-- Stated goal --
Extract every line below, verbatim.

-- Records provided --
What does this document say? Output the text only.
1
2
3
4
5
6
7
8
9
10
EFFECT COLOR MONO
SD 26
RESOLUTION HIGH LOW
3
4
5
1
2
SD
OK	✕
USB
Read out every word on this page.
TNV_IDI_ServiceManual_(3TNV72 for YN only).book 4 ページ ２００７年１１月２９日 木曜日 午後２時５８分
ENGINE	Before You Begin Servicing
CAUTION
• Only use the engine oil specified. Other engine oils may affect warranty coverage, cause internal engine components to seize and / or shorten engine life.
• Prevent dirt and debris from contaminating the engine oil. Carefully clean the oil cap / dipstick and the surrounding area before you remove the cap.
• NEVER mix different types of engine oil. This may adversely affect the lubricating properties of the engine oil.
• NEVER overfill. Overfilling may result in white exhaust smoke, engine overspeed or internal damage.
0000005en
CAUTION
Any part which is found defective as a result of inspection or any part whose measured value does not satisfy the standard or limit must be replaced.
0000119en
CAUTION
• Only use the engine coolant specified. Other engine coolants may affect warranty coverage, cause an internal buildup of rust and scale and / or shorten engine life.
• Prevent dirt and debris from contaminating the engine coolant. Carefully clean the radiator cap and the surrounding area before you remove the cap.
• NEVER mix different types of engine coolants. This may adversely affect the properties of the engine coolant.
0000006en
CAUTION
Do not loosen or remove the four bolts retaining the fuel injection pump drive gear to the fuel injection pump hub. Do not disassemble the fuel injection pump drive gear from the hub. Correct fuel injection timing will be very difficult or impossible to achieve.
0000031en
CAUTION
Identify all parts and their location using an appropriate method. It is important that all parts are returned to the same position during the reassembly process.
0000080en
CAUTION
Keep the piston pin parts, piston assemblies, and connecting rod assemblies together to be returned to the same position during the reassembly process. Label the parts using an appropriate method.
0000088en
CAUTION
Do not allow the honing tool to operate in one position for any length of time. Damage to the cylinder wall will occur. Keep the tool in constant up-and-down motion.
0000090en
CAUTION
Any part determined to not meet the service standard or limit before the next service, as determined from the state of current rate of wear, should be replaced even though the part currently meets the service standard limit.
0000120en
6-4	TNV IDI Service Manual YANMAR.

-- Expected output --
What does this document say? Output the text only.
1
2
3
4
5
6
7
8
9
10
EFFECT COLOR MONO
SD 26
RESOLUTION HIGH LOW
3
4
5
1
2
SD
OK	✕
USB
Read out every word on this page.
TNV_IDI_ServiceManual_(3TNV72 for YN only).book 4 ページ ２００７年１１月２９日 木曜日 午後２時５８分
ENGINE	Before You Begin Servicing
CAUTION
• Only use the engine oil specified. Other engine oils may affect warranty coverage, cause internal engine components to seize and / or shorten engine life.
• Prevent dirt and debris from contaminating the engine oil. Carefully clean the oil cap / dipstick and the surrounding area before you remove the cap.
• NEVER mix different types of engine oil. This may adversely affect the lubricating properties of the engine oil.
• NEVER overfill. Overfilling may result in white exhaust smoke, engine overspeed or internal damage.
0000005en
CAUTION
Any part which is found defective as a result of inspection or any part whose measured value does not satisfy the standard or limit must be replaced.
0000119en
CAUTION
• Only use the engine coolant specified. Other engine coolants may affect warranty coverage, cause an internal buildup of rust and scale and / or shorten engine life.
• Prevent dirt and debris from contaminating the engine coolant. Carefully clean the radiator cap and the surrounding area before you remove the cap.
• NEVER mix different types of engine coolants. This may adversely affect the properties of the engine coolant.
0000006en
CAUTION
Do not loosen or remove the four bolts retaining the fuel injection pump drive gear to the fuel injection pump hub. Do not disassemble the fuel injection pump drive gear from the hub. Correct fuel injection timing will be very difficult or impossible to achieve.
0000031en
CAUTION
Identify all parts and their location using an appropriate method. It is important that all parts are returned to the same position during the reassembly process.
0000080en
CAUTION
Keep the piston pin parts, piston assemblies, and connecting rod assemblies together to be returned to the same position during the reassembly process. Label the parts using an appropriate method.
0000088en
CAUTION
Do not allow the honing tool to operate in one position for any length of time. Damage to the cylinder wall will occur. Keep the tool in constant up-and-down motion.
0000090en
CAUTION
Any part determined to not meet the service standard or limit before the next service, as determined from the state of current rate of wear, should be replaced even though the part currently meets the service standard limit.
0000120en
6-4	TNV IDI Service Manual YANMAR.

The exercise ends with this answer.